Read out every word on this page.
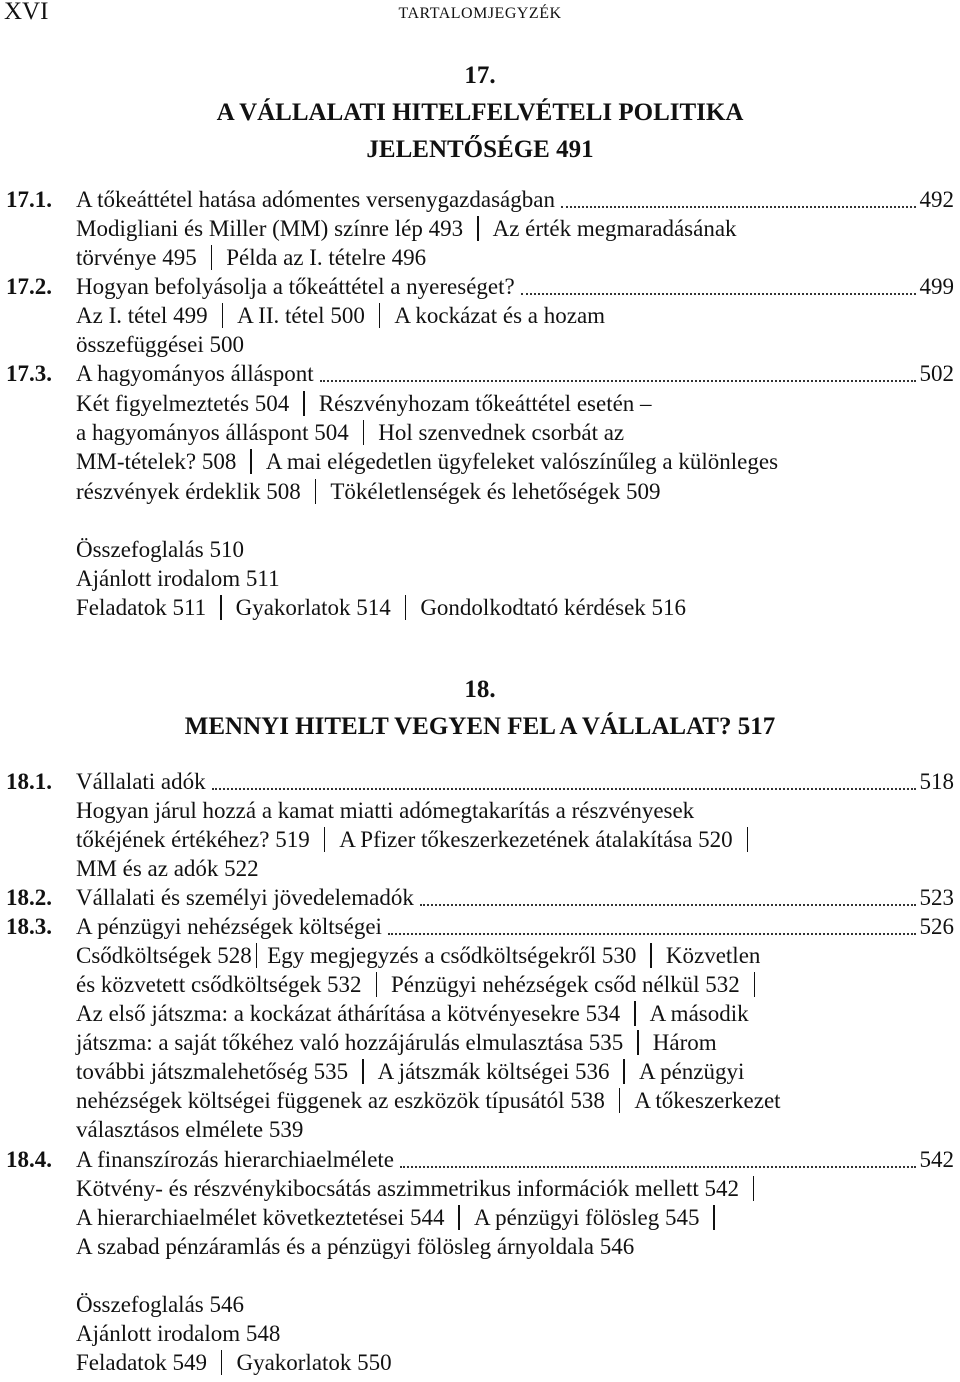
XVI	TARTALOMJEGYZÉK
17.
A VÁLLALATI HITELFELVÉTELI POLITIKA
JELENTŐSÉGE 491
17.1. A tőkeáttétel hatása adómentes versenygazdaságban	492
Modigliani és Miller (MM) színre lép 493 Az érték megmaradásának
törvénye 495 Példa az I. tételre 496
17.2. Hogyan befolyásolja a tőkeáttétel a nyereséget?	499
Az I. tétel 499 A II. tétel 500 A kockázat és a hozam
összefüggései 500
17.3. A hagyományos álláspont	502
Két figyelmeztetés 504 Részvényhozam tőkeáttétel esetén –
a hagyományos álláspont 504 Hol szenvednek csorbát az
MM-tételek? 508 A mai elégedetlen ügyfeleket valószínűleg a különleges
részvények érdeklik 508 Tökéletlenségek és lehetőségek 509
Összefoglalás 510
Ajánlott irodalom 511
Feladatok 511 Gyakorlatok 514 Gondolkodtató kérdések 516
18.
MENNYI HITELT VEGYEN FEL A VÁLLALAT? 517
18.1. Vállalati adók	518
Hogyan járul hozzá a kamat miatti adómegtakarítás a részvényesek
tőkéjének értékéhez? 519 A Pfizer tőkeszerkezetének átalakítása 520
MM és az adók 522
18.2. Vállalati és személyi jövedelemadók	523
18.3. A pénzügyi nehézségek költségei	526
Csődköltségek 528 Egy megjegyzés a csődköltségekről 530 Közvetlen
és közvetett csődköltségek 532 Pénzügyi nehézségek csőd nélkül 532
Az első játszma: a kockázat áthárítása a kötvényesekre 534 A második
játszma: a saját tőkéhez való hozzájárulás elmulasztása 535 Három
további játszmalehetőség 535 A játszmák költségei 536 A pénzügyi
nehézségek költségei függenek az eszközök típusától 538 A tőkeszerkezet
választásos elmélete 539
18.4. A finanszírozás hierarchiaelmélete	542
Kötvény- és részvénykibocsátás aszimmetrikus információk mellett 542
A hierarchiaelmélet következtetései 544 A pénzügyi fölösleg 545
A szabad pénzáramlás és a pénzügyi fölösleg árnyoldala 546
Összefoglalás 546
Ajánlott irodalom 548
Feladatok 549 Gyakorlatok 550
....
Return each line that includes "fölösleg".

A hierarchiaelmélet következtetései 544 A pénzügyi fölösleg 545
A szabad pénzáramlás és a pénzügyi fölösleg árnyoldala 546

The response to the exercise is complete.